* start *

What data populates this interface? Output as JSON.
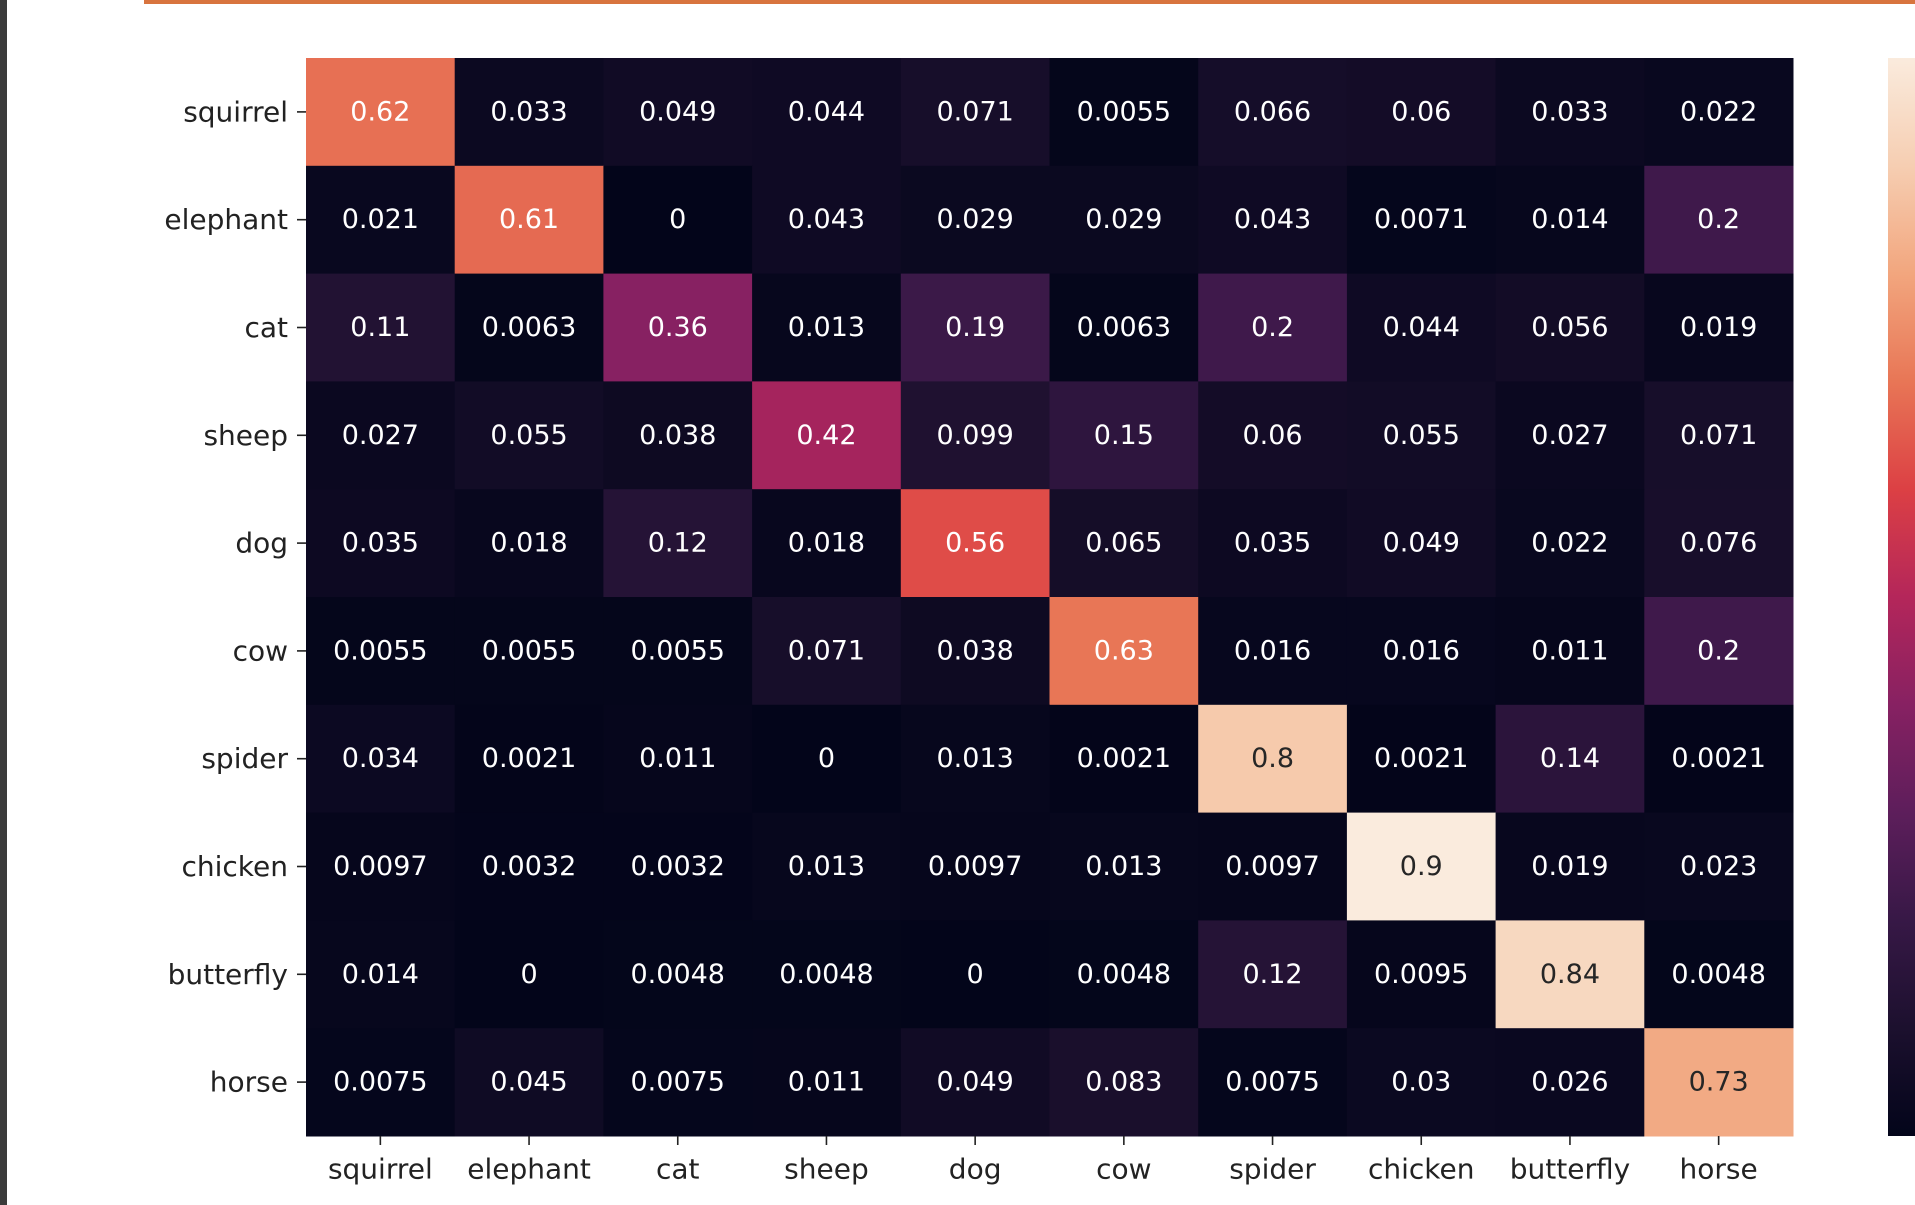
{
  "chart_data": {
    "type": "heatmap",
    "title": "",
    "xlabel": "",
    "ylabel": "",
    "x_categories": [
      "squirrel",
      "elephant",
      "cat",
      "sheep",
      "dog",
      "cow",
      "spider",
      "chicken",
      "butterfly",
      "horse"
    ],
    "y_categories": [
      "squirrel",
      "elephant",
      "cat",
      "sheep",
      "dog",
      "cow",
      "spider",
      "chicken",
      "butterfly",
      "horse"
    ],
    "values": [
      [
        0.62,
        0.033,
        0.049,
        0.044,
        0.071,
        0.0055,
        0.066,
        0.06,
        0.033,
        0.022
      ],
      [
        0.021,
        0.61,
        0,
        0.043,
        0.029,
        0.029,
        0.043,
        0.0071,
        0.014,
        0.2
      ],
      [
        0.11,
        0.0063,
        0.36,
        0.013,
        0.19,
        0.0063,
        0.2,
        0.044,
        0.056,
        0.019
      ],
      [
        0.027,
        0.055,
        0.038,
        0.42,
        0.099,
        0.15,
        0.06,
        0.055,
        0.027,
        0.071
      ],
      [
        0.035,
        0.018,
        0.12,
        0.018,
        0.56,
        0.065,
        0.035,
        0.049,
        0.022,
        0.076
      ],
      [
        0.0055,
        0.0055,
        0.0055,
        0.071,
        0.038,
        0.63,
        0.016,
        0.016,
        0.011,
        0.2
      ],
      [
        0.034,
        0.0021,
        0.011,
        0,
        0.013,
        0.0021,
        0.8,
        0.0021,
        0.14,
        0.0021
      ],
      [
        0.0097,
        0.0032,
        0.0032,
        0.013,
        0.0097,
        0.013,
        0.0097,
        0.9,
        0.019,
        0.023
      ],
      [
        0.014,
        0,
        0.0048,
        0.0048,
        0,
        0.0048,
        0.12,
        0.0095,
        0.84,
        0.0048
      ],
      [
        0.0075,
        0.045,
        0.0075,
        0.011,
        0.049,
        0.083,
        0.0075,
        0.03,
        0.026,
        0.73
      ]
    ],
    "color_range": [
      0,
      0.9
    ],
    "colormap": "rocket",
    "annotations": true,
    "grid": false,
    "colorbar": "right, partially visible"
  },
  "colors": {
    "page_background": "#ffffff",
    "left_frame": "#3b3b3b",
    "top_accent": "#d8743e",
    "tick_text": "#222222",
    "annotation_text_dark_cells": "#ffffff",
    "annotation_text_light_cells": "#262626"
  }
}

* end *
* start *

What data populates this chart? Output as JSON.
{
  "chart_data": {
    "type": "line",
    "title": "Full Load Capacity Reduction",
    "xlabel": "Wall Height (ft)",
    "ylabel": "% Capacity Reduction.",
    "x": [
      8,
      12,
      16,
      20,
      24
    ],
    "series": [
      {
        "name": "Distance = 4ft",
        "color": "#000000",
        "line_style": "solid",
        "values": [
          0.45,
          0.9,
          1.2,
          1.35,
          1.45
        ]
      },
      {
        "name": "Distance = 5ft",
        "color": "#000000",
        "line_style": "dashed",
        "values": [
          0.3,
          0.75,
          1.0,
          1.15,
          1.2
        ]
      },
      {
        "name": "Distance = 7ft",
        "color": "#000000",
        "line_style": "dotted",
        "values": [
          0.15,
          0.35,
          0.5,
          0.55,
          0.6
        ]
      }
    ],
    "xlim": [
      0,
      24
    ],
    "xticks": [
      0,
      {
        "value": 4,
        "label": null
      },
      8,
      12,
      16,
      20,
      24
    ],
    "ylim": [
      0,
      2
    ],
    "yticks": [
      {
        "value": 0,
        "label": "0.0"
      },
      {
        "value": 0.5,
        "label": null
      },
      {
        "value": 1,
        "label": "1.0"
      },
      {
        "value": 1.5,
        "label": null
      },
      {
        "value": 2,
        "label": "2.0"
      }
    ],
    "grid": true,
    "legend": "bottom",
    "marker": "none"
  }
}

* end *

**What is asked**.
Above are the records; copy every line in them that holds the word "Capacity".

**Completed task**.
    "title": "Full Load Capacity Reduction",
    "ylabel": "% Capacity Reduction.",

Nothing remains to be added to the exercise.